> _Provided material_
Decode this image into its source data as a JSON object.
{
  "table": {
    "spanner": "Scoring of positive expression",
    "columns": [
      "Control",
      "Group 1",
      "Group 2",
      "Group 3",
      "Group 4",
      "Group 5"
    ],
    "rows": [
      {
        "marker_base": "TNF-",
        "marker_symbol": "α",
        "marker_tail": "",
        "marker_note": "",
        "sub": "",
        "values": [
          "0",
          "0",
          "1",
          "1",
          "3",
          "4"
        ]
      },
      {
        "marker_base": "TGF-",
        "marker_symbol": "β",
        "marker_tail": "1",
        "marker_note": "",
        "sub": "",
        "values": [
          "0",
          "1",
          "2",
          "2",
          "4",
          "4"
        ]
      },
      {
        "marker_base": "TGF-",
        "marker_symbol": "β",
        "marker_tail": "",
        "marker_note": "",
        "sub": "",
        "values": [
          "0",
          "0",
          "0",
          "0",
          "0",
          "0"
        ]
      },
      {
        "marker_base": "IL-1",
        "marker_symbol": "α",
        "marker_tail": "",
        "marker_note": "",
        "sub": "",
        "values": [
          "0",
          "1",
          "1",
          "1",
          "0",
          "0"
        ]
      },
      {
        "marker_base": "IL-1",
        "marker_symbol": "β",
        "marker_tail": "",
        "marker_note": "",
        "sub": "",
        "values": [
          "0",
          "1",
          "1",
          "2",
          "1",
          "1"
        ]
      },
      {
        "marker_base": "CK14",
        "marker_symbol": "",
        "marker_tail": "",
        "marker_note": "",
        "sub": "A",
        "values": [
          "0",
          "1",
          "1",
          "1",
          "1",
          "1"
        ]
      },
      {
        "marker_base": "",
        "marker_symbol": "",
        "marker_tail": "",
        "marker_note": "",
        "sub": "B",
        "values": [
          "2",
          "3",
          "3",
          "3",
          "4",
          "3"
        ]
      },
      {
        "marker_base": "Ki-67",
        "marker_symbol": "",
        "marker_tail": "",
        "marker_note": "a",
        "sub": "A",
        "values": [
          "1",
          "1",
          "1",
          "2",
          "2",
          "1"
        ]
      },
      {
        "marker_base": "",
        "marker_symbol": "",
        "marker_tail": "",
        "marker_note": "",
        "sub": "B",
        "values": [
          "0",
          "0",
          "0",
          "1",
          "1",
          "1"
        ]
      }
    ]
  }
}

> _What is being asked_
Reproduce each entry from the records above, character for character.

> _Exercise response_
Decode this image into its source data as a JSON object.
{
  "table": {
    "spanner": "Scoring of positive expression",
    "columns": [
      "Control",
      "Group 1",
      "Group 2",
      "Group 3",
      "Group 4",
      "Group 5"
    ],
    "rows": [
      {
        "marker_base": "TNF-",
        "marker_symbol": "α",
        "marker_tail": "",
        "marker_note": "",
        "sub": "",
        "values": [
          "0",
          "0",
          "1",
          "1",
          "3",
          "4"
        ]
      },
      {
        "marker_base": "TGF-",
        "marker_symbol": "β",
        "marker_tail": "1",
        "marker_note": "",
        "sub": "",
        "values": [
          "0",
          "1",
          "2",
          "2",
          "4",
          "4"
        ]
      },
      {
        "marker_base": "TGF-",
        "marker_symbol": "β",
        "marker_tail": "",
        "marker_note": "",
        "sub": "",
        "values": [
          "0",
          "0",
          "0",
          "0",
          "0",
          "0"
        ]
      },
      {
        "marker_base": "IL-1",
        "marker_symbol": "α",
        "marker_tail": "",
        "marker_note": "",
        "sub": "",
        "values": [
          "0",
          "1",
          "1",
          "1",
          "0",
          "0"
        ]
      },
      {
        "marker_base": "IL-1",
        "marker_symbol": "β",
        "marker_tail": "",
        "marker_note": "",
        "sub": "",
        "values": [
          "0",
          "1",
          "1",
          "2",
          "1",
          "1"
        ]
      },
      {
        "marker_base": "CK14",
        "marker_symbol": "",
        "marker_tail": "",
        "marker_note": "",
        "sub": "A",
        "values": [
          "0",
          "1",
          "1",
          "1",
          "1",
          "1"
        ]
      },
      {
        "marker_base": "",
        "marker_symbol": "",
        "marker_tail": "",
        "marker_note": "",
        "sub": "B",
        "values": [
          "2",
          "3",
          "3",
          "3",
          "4",
          "3"
        ]
      },
      {
        "marker_base": "Ki-67",
        "marker_symbol": "",
        "marker_tail": "",
        "marker_note": "a",
        "sub": "A",
        "values": [
          "1",
          "1",
          "1",
          "2",
          "2",
          "1"
        ]
      },
      {
        "marker_base": "",
        "marker_symbol": "",
        "marker_tail": "",
        "marker_note": "",
        "sub": "B",
        "values": [
          "0",
          "0",
          "0",
          "1",
          "1",
          "1"
        ]
      }
    ]
  }
}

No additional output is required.